Which lines below hold the word "Página"? Copy all of them.

──────── RECORD EXCERPTS ────────

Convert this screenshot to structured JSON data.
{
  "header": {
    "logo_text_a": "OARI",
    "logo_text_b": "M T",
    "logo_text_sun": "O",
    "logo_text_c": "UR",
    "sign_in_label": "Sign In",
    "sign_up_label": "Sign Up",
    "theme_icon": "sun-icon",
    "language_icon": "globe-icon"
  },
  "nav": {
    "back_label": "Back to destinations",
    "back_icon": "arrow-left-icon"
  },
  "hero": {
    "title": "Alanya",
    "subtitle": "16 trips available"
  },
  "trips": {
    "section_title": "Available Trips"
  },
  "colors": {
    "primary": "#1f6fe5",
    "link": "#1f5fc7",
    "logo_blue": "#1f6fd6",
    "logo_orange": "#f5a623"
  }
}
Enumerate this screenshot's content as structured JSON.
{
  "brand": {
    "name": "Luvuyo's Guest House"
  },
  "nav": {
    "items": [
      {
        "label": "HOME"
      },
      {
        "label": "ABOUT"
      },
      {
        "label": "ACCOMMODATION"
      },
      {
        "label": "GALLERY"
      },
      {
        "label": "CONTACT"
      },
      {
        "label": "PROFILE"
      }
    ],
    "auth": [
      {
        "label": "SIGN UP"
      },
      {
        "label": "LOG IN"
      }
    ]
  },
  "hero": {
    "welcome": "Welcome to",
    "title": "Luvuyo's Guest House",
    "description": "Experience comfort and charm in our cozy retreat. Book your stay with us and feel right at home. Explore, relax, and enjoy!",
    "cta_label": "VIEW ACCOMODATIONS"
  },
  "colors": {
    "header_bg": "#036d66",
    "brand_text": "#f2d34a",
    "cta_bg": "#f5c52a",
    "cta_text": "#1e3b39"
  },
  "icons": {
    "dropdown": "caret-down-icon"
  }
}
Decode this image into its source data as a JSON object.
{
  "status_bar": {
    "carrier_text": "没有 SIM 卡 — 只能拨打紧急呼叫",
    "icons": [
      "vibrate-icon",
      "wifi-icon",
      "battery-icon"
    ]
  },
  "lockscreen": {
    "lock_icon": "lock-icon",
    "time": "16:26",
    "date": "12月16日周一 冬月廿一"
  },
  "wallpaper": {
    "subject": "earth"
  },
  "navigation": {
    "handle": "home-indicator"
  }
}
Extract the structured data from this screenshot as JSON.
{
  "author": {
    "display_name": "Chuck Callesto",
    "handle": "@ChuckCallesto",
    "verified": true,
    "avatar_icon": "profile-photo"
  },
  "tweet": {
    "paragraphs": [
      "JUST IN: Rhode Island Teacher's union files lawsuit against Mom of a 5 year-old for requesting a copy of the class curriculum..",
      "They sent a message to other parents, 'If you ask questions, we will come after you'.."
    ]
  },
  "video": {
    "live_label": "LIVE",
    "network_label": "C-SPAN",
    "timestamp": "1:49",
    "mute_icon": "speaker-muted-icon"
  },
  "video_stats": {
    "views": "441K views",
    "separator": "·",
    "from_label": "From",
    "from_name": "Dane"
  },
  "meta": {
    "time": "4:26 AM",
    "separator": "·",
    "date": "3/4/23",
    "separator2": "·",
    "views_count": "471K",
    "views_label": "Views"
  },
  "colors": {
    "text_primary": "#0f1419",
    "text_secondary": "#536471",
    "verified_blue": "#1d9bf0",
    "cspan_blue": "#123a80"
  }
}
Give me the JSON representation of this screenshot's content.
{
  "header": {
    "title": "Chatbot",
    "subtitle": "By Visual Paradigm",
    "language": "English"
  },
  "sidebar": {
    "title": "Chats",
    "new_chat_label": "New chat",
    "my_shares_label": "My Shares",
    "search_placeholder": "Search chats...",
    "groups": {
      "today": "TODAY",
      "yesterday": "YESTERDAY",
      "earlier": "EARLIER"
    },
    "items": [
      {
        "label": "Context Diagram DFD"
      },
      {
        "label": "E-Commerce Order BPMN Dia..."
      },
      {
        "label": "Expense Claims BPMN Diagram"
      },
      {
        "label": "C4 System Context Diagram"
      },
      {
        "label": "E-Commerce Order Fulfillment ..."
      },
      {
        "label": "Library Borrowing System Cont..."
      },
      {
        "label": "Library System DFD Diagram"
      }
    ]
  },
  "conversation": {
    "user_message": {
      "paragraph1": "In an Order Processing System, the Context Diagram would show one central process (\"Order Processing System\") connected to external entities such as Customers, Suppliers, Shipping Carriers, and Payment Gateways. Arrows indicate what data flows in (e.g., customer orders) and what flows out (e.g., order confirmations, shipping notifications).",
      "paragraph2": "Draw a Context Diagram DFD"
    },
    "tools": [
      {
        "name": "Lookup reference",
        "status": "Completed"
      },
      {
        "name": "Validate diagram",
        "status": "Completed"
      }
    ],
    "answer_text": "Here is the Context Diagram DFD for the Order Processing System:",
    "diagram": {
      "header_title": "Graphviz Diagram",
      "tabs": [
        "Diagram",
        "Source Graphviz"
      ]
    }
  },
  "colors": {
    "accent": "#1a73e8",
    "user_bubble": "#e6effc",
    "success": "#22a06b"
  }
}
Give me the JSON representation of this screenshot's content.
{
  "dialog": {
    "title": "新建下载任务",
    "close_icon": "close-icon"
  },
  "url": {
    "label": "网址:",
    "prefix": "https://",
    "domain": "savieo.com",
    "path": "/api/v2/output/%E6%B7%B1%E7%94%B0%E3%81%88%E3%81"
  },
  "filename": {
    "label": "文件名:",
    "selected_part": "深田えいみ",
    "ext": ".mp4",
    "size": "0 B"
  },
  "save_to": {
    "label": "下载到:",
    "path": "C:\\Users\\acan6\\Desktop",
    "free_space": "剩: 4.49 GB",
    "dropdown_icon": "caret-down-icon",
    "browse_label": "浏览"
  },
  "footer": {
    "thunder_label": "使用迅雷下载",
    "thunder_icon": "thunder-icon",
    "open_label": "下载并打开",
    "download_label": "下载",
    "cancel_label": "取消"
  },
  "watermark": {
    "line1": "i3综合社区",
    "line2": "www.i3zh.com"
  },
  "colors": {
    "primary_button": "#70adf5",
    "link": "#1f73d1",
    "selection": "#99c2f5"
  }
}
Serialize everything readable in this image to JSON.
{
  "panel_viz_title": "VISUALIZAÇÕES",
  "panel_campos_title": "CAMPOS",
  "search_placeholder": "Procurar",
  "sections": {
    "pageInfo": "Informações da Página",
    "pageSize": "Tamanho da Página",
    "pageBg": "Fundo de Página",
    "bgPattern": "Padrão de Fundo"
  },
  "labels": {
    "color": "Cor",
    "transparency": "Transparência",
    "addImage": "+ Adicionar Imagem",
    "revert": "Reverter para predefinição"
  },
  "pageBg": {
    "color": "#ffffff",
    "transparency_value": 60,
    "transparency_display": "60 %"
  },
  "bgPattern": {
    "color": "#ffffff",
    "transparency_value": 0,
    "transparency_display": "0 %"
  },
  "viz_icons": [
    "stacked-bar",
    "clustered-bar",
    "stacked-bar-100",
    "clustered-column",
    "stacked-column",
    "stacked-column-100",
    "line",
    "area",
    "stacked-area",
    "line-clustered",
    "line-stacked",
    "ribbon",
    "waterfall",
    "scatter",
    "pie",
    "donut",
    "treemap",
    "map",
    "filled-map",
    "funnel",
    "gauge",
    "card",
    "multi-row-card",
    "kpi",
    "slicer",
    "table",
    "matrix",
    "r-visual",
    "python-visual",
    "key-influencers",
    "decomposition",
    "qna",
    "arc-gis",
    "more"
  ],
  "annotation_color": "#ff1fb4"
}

────────

FINISHED ANSWER »
    "pageInfo": "Informações da Página",
    "pageSize": "Tamanho da Página",
    "pageBg": "Fundo de Página",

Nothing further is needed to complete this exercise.